* _Stated exercise_
Please rewrite everything from the start of the material down to the line containing "x-tick-label: 4000 xyxy=(390,544,431,563)", with "screenshot" replaced by "image" and all else left unchanged.

* _Task input_
━━━
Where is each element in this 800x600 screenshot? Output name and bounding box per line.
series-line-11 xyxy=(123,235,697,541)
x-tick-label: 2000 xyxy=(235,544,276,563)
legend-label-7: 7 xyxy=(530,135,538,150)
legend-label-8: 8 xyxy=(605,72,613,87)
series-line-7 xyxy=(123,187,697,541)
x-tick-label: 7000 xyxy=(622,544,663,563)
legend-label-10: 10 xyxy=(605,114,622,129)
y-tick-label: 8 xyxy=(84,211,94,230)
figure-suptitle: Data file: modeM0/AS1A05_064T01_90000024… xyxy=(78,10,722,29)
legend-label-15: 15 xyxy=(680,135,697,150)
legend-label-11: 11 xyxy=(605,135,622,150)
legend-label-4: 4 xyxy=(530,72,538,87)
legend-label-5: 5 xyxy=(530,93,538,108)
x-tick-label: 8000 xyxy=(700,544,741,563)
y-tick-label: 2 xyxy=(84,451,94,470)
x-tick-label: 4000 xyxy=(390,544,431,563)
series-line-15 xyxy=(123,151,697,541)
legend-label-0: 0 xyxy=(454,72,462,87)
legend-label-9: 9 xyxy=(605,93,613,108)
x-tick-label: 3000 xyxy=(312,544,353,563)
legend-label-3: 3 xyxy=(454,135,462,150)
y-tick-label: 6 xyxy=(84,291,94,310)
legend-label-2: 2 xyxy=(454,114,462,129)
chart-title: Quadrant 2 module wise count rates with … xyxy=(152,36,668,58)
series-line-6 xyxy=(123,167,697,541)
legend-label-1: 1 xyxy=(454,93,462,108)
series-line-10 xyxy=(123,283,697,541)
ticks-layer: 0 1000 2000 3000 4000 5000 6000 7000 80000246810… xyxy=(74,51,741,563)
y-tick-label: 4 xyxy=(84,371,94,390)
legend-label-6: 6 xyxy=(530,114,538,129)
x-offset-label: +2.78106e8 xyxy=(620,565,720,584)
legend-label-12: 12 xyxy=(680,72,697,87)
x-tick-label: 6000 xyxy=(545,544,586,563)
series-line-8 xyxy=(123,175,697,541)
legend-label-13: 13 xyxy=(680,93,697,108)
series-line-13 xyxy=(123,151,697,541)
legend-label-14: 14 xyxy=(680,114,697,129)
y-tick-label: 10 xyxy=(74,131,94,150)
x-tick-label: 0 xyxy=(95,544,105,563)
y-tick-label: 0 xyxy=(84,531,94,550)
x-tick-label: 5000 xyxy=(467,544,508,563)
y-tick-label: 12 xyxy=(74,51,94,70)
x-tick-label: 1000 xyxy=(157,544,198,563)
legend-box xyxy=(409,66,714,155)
━━━
* _Correct result_
Where is each element in this 800x600 image? Output name and bounding box per line.
series-line-11 xyxy=(123,235,697,541)
x-tick-label: 2000 xyxy=(235,544,276,563)
legend-label-7: 7 xyxy=(530,135,538,150)
legend-label-8: 8 xyxy=(605,72,613,87)
series-line-7 xyxy=(123,187,697,541)
x-tick-label: 7000 xyxy=(622,544,663,563)
legend-label-10: 10 xyxy=(605,114,622,129)
y-tick-label: 8 xyxy=(84,211,94,230)
figure-suptitle: Data file: modeM0/AS1A05_064T01_90000024… xyxy=(78,10,722,29)
legend-label-15: 15 xyxy=(680,135,697,150)
legend-label-11: 11 xyxy=(605,135,622,150)
legend-label-4: 4 xyxy=(530,72,538,87)
legend-label-5: 5 xyxy=(530,93,538,108)
x-tick-label: 8000 xyxy=(700,544,741,563)
y-tick-label: 2 xyxy=(84,451,94,470)
x-tick-label: 4000 xyxy=(390,544,431,563)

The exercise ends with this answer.